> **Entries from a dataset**
--- --- ---

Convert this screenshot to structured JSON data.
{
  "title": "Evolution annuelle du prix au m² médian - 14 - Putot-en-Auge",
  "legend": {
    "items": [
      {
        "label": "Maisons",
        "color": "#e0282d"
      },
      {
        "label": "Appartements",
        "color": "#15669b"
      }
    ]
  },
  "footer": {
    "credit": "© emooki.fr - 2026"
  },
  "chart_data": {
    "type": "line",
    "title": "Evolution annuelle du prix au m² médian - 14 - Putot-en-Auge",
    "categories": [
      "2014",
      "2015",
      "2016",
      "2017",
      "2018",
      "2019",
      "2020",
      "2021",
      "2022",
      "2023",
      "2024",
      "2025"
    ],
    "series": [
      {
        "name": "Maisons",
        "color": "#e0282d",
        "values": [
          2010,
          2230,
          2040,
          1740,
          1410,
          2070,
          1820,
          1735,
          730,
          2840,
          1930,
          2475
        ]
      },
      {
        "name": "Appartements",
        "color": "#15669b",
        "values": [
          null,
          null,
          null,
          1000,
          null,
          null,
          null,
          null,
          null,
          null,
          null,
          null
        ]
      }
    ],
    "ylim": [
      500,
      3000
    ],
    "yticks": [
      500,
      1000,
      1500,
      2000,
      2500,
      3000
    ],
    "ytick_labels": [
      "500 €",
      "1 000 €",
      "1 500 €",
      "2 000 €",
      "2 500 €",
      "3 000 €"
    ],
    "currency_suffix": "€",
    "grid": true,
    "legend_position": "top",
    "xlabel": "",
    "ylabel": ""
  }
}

--- --- ---

> **Stated problem**
Write the material out again word for word.

> **Response to the exercise**
Convert this screenshot to structured JSON data.
{
  "title": "Evolution annuelle du prix au m² médian - 14 - Putot-en-Auge",
  "legend": {
    "items": [
      {
        "label": "Maisons",
        "color": "#e0282d"
      },
      {
        "label": "Appartements",
        "color": "#15669b"
      }
    ]
  },
  "footer": {
    "credit": "© emooki.fr - 2026"
  },
  "chart_data": {
    "type": "line",
    "title": "Evolution annuelle du prix au m² médian - 14 - Putot-en-Auge",
    "categories": [
      "2014",
      "2015",
      "2016",
      "2017",
      "2018",
      "2019",
      "2020",
      "2021",
      "2022",
      "2023",
      "2024",
      "2025"
    ],
    "series": [
      {
        "name": "Maisons",
        "color": "#e0282d",
        "values": [
          2010,
          2230,
          2040,
          1740,
          1410,
          2070,
          1820,
          1735,
          730,
          2840,
          1930,
          2475
        ]
      },
      {
        "name": "Appartements",
        "color": "#15669b",
        "values": [
          null,
          null,
          null,
          1000,
          null,
          null,
          null,
          null,
          null,
          null,
          null,
          null
        ]
      }
    ],
    "ylim": [
      500,
      3000
    ],
    "yticks": [
      500,
      1000,
      1500,
      2000,
      2500,
      3000
    ],
    "ytick_labels": [
      "500 €",
      "1 000 €",
      "1 500 €",
      "2 000 €",
      "2 500 €",
      "3 000 €"
    ],
    "currency_suffix": "€",
    "grid": true,
    "legend_position": "top",
    "xlabel": "",
    "ylabel": ""
  }
}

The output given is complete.